### Stated goal
Pick every line from the data that holds the word "true".

____

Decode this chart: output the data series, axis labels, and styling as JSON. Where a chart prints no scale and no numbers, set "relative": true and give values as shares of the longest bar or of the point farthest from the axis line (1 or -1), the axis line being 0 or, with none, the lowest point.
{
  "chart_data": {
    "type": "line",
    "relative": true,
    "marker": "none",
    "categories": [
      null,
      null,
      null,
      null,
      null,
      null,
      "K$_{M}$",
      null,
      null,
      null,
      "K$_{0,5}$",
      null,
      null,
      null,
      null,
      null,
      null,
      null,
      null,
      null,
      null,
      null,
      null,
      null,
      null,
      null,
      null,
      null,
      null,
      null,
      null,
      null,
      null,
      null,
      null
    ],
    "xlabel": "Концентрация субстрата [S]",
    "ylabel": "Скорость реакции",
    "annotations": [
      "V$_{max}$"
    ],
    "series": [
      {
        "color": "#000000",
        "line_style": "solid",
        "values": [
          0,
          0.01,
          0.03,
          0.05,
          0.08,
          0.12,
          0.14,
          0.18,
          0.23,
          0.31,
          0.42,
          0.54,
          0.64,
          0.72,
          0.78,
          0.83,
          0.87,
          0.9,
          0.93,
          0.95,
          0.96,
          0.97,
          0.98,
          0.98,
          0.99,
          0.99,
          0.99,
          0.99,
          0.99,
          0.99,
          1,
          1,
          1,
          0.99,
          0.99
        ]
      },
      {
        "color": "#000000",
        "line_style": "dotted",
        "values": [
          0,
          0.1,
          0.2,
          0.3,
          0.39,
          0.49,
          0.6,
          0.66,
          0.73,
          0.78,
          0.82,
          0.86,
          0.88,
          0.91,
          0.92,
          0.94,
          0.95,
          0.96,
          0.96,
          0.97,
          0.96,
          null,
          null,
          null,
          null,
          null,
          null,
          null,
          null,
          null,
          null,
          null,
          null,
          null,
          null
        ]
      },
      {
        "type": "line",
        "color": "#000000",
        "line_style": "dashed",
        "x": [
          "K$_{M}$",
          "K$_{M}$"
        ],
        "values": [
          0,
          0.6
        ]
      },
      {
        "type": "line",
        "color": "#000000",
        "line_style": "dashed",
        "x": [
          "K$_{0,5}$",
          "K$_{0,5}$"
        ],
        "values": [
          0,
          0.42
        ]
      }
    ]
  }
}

____

### Task output
Decode this chart: output the data series, axis labels, and styling as JSON. Where a chart prints no scale and no numbers, set "relative": true and give values as shares of the longest bar or of the point farthest from the axis line (1 or -1), the axis line being 0 or, with none, the lowest point.
    "relative": true,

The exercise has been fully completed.